## BEGIN

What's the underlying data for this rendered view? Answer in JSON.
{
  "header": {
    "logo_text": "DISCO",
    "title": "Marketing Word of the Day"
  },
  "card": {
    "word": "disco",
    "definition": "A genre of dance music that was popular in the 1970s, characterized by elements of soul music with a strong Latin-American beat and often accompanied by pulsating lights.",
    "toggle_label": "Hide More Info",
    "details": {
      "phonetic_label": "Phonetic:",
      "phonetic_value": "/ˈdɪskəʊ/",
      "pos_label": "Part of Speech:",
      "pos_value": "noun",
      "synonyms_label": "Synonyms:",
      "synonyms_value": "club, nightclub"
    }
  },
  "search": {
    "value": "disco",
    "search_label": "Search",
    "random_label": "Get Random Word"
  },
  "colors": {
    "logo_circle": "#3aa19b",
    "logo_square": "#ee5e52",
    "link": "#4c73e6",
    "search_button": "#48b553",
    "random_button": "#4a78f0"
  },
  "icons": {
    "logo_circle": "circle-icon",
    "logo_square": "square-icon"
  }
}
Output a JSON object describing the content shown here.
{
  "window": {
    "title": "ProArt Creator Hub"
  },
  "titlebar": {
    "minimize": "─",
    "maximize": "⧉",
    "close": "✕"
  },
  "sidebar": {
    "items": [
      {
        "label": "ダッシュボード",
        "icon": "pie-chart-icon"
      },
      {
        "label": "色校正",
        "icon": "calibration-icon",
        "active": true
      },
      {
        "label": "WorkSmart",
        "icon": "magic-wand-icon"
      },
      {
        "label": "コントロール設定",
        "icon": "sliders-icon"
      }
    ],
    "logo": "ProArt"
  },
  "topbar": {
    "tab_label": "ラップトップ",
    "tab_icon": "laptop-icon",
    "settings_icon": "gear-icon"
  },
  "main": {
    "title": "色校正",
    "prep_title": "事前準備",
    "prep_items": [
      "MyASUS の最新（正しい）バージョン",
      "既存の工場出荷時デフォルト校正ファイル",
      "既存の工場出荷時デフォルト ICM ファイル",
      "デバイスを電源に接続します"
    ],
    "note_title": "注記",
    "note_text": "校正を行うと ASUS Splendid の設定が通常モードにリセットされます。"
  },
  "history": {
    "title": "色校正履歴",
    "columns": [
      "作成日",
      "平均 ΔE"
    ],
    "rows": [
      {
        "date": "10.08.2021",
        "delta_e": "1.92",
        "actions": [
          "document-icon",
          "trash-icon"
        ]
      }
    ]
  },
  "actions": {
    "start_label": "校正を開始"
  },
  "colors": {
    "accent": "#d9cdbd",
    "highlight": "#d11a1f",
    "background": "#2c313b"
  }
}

## END

→ Short task: How many lines in the listing above contain "ProArt"? Answer with the number alone.

→ Result of this exercise: 2